┌──

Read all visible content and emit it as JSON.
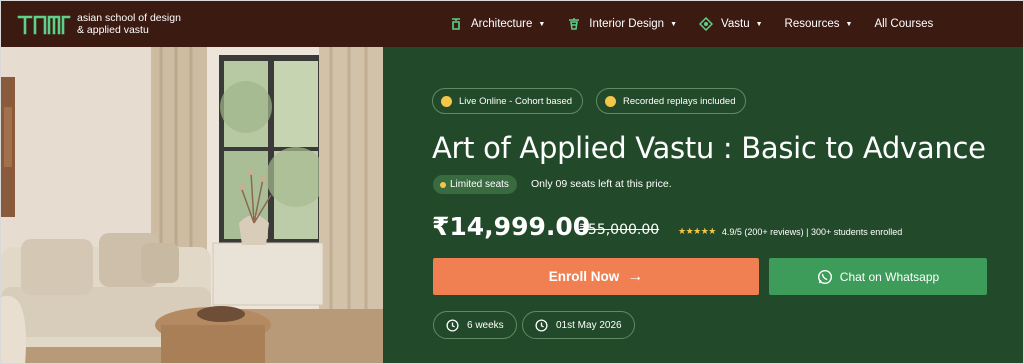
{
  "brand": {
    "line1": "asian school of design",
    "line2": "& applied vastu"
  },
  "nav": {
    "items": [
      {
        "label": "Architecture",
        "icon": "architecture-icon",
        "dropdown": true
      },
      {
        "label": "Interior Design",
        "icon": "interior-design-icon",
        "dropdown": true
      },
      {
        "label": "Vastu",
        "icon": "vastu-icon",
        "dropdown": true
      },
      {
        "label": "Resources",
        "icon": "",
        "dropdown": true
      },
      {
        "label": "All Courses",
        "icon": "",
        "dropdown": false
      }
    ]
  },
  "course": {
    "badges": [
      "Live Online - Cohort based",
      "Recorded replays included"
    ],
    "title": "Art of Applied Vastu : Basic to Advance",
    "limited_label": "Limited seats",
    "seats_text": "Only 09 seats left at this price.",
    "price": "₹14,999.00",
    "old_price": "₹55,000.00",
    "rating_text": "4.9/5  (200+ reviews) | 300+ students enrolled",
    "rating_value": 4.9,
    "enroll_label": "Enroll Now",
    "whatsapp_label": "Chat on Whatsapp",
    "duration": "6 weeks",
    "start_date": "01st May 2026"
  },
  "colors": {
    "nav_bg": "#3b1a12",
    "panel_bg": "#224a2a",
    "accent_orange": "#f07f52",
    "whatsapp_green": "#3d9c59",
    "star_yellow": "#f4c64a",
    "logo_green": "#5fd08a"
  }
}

└──

_The task_
Quote every line of the records above exactly; no picture is to be copied.

_Task response_
Read all visible content and emit it as JSON.
{
  "brand": {
    "line1": "asian school of design",
    "line2": "& applied vastu"
  },
  "nav": {
    "items": [
      {
        "label": "Architecture",
        "icon": "architecture-icon",
        "dropdown": true
      },
      {
        "label": "Interior Design",
        "icon": "interior-design-icon",
        "dropdown": true
      },
      {
        "label": "Vastu",
        "icon": "vastu-icon",
        "dropdown": true
      },
      {
        "label": "Resources",
        "icon": "",
        "dropdown": true
      },
      {
        "label": "All Courses",
        "icon": "",
        "dropdown": false
      }
    ]
  },
  "course": {
    "badges": [
      "Live Online - Cohort based",
      "Recorded replays included"
    ],
    "title": "Art of Applied Vastu : Basic to Advance",
    "limited_label": "Limited seats",
    "seats_text": "Only 09 seats left at this price.",
    "price": "₹14,999.00",
    "old_price": "₹55,000.00",
    "rating_text": "4.9/5  (200+ reviews) | 300+ students enrolled",
    "rating_value": 4.9,
    "enroll_label": "Enroll Now",
    "whatsapp_label": "Chat on Whatsapp",
    "duration": "6 weeks",
    "start_date": "01st May 2026"
  },
  "colors": {
    "nav_bg": "#3b1a12",
    "panel_bg": "#224a2a",
    "accent_orange": "#f07f52",
    "whatsapp_green": "#3d9c59",
    "star_yellow": "#f4c64a",
    "logo_green": "#5fd08a"
  }
}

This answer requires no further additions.